→ WHAT YOU ARE ASKED TO DO: Print the lines of the material from the one containing "radio-button-option-3[interactable] — [197, 883, 243, 929]" through the one containing "answer-option-4-label: The executive", both included, reproducing them without any change.

→ INFORMATION SUPPLIED:

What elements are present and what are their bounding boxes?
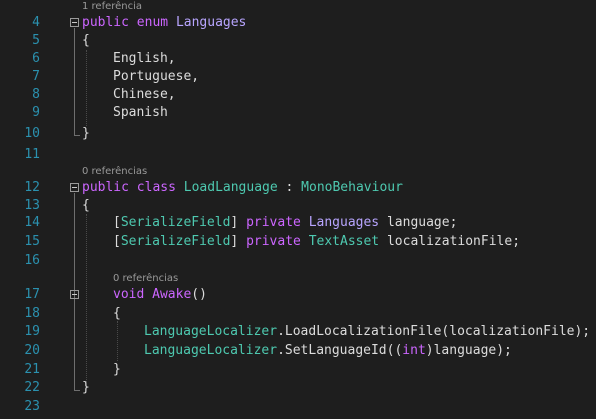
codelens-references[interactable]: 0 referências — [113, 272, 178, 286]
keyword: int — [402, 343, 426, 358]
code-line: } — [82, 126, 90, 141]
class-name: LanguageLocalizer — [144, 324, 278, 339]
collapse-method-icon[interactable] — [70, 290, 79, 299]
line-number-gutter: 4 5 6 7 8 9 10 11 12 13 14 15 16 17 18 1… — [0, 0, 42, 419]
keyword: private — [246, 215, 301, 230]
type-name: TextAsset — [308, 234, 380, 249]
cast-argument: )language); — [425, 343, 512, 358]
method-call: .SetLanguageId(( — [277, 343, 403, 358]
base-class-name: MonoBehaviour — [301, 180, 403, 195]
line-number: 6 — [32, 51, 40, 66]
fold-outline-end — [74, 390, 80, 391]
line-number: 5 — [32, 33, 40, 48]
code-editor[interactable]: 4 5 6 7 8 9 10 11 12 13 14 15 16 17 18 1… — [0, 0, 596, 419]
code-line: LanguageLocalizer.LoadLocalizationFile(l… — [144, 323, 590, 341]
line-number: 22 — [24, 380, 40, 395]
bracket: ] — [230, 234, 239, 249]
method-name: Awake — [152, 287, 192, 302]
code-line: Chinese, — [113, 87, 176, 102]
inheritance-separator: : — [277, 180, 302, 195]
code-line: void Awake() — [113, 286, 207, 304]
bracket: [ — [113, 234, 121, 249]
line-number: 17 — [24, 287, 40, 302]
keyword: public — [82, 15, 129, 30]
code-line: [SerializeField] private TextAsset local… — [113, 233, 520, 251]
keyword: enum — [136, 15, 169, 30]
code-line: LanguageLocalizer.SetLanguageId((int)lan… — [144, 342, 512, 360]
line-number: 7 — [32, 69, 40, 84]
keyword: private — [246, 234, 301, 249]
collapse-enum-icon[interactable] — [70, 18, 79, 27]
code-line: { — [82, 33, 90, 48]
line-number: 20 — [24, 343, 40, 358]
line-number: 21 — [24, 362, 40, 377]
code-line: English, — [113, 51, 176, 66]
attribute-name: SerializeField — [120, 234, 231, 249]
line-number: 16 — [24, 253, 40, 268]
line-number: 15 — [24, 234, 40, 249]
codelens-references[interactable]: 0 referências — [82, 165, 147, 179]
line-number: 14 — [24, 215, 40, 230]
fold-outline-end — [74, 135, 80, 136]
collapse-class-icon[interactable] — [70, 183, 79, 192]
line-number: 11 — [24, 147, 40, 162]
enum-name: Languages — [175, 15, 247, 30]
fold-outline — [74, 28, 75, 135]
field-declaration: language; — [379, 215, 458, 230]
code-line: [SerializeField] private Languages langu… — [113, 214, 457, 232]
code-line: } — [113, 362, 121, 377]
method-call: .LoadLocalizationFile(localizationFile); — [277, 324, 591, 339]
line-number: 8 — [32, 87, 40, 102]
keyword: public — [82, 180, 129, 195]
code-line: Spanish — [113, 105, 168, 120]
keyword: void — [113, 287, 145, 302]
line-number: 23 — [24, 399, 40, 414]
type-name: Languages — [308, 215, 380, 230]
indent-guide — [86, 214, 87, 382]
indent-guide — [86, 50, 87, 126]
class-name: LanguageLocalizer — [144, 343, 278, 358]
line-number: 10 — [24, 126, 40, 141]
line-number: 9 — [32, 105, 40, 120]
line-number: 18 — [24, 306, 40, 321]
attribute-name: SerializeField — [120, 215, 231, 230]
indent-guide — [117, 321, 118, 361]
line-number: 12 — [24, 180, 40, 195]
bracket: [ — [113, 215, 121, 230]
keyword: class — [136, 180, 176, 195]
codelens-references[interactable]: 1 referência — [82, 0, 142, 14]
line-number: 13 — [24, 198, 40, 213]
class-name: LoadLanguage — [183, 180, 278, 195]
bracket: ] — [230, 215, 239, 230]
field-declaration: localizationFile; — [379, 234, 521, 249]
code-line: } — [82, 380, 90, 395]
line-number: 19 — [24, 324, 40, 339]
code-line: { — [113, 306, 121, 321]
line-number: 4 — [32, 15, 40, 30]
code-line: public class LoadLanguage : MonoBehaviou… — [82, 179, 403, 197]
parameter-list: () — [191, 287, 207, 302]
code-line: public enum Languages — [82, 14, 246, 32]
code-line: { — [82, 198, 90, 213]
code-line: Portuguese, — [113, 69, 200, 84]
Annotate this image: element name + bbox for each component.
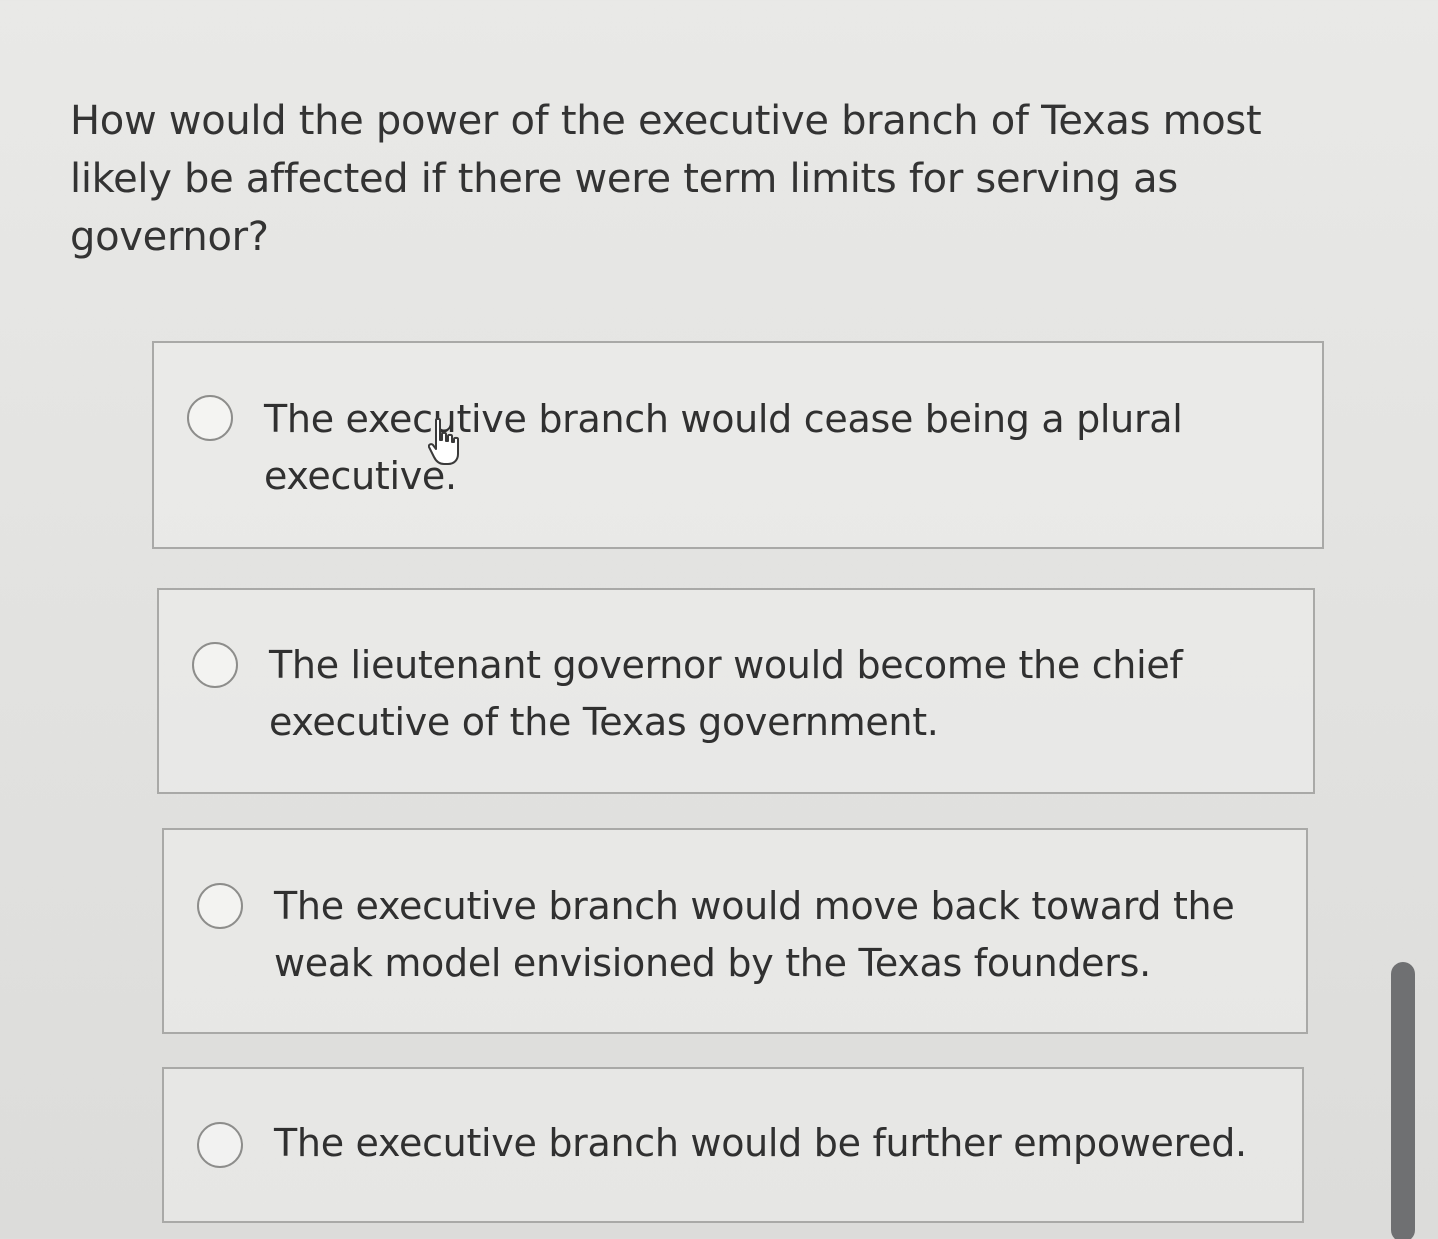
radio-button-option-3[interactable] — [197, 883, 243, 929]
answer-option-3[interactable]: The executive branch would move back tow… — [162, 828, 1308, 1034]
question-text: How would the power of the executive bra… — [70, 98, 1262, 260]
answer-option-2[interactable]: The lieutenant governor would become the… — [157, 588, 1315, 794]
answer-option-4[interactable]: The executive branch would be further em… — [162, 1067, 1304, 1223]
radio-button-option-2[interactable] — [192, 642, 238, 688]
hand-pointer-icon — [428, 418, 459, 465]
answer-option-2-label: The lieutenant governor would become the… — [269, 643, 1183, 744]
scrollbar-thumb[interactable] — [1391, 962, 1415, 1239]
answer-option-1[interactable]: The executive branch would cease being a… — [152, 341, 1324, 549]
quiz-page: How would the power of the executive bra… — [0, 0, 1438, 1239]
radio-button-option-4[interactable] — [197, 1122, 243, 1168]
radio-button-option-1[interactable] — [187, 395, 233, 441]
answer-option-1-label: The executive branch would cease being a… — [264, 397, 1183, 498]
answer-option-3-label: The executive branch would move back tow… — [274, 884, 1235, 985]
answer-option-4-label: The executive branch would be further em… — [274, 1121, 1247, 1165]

==

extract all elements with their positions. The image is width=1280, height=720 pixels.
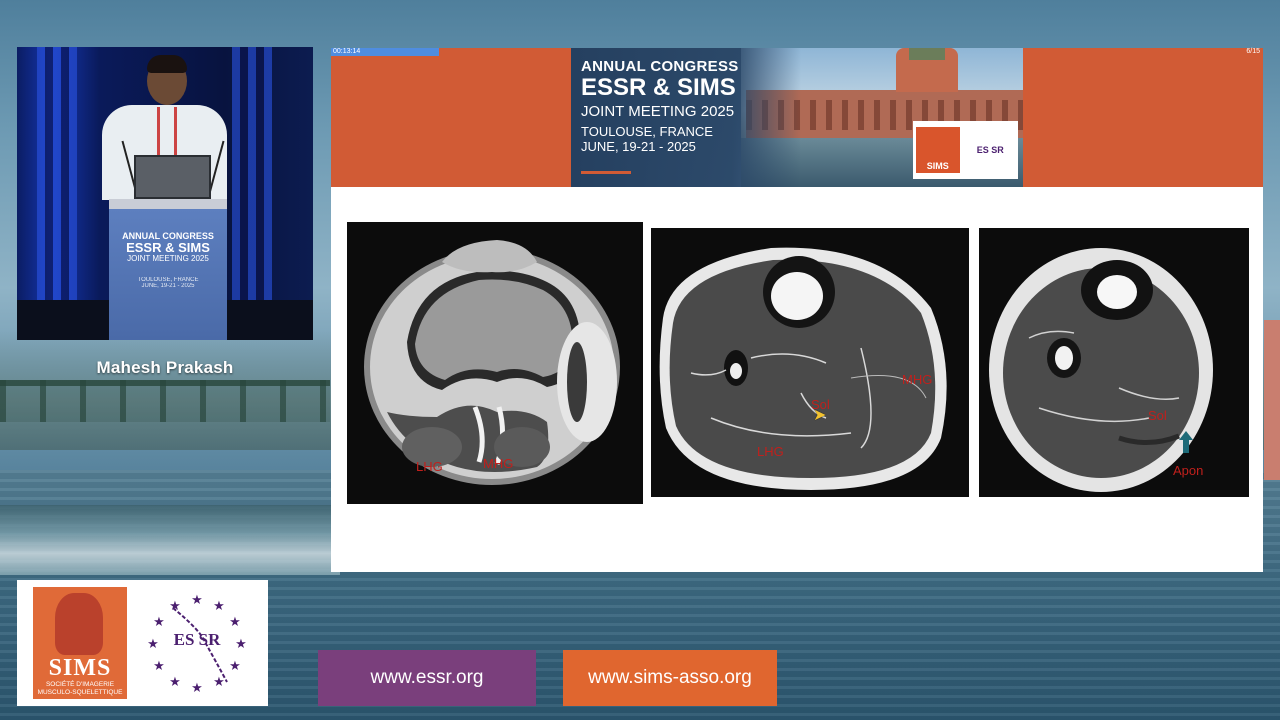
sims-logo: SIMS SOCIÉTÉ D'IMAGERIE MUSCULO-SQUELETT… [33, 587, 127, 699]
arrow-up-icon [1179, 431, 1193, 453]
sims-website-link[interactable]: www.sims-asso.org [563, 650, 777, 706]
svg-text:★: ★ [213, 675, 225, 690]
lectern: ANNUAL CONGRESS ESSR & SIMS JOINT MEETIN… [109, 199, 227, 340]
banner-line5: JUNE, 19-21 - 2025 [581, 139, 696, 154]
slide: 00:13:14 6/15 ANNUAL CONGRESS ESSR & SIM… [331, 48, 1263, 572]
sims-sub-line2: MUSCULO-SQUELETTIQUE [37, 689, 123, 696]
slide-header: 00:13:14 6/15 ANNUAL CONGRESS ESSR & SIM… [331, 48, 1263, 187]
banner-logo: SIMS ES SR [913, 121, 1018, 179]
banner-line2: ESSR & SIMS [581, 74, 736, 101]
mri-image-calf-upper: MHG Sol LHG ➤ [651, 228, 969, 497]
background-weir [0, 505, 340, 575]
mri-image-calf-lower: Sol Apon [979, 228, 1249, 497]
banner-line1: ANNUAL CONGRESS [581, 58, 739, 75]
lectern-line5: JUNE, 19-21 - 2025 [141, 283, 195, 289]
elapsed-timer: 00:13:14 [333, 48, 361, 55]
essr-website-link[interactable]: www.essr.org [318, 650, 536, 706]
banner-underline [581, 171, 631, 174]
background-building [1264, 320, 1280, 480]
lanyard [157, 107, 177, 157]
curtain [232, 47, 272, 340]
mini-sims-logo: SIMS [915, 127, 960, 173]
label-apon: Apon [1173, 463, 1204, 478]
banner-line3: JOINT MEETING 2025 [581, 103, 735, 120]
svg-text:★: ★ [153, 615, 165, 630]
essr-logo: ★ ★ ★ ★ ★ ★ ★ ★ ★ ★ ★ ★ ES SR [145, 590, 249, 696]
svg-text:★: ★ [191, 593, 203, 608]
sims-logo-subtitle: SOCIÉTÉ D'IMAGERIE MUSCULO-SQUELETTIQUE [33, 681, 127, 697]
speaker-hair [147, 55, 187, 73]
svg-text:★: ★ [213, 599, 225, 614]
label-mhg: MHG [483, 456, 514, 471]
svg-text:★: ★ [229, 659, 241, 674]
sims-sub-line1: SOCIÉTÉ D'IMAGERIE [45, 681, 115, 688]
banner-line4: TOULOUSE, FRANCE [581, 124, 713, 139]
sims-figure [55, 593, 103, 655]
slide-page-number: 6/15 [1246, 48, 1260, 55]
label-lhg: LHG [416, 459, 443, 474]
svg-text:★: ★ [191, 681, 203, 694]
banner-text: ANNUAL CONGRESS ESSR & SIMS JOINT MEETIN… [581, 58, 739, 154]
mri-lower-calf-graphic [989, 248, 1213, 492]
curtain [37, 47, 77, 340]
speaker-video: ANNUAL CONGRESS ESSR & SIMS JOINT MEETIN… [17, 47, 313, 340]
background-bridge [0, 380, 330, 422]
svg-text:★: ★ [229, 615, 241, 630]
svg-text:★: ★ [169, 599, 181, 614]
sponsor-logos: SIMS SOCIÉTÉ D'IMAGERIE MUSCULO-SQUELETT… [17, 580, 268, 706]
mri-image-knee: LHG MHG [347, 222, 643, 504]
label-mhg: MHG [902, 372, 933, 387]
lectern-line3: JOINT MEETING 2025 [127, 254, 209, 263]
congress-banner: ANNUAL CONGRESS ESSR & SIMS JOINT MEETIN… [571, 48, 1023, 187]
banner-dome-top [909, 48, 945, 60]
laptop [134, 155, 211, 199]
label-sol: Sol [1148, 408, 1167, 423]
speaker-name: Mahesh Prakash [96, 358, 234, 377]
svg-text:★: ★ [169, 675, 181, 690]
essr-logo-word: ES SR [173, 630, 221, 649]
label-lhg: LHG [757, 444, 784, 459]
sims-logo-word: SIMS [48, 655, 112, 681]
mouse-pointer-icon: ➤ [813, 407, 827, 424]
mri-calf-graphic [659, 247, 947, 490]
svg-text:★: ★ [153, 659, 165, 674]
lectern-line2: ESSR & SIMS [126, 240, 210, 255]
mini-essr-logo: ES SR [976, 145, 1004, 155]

→ OUTPUT BELOW:
radio-button-option-3[interactable] — [197, 883, 243, 929]
answer-option-3[interactable]: The executive branch would move back tow… — [162, 828, 1308, 1034]
question-text: How would the power of the executive bra… — [70, 98, 1262, 260]
answer-option-2[interactable]: The lieutenant governor would become the… — [157, 588, 1315, 794]
answer-option-4[interactable]: The executive branch would be further em… — [162, 1067, 1304, 1223]
radio-button-option-2[interactable] — [192, 642, 238, 688]
hand-pointer-icon — [428, 418, 459, 465]
answer-option-2-label: The lieutenant governor would become the… — [269, 643, 1183, 744]
scrollbar-thumb[interactable] — [1391, 962, 1415, 1239]
answer-option-1[interactable]: The executive branch would cease being a… — [152, 341, 1324, 549]
quiz-page: How would the power of the executive bra… — [0, 0, 1438, 1239]
radio-button-option-4[interactable] — [197, 1122, 243, 1168]
radio-button-option-1[interactable] — [187, 395, 233, 441]
answer-option-1-label: The executive branch would cease being a… — [264, 397, 1183, 498]
answer-option-3-label: The executive branch would move back tow… — [274, 884, 1235, 985]
answer-option-4-label: The executive branch would be further em… — [274, 1121, 1247, 1165]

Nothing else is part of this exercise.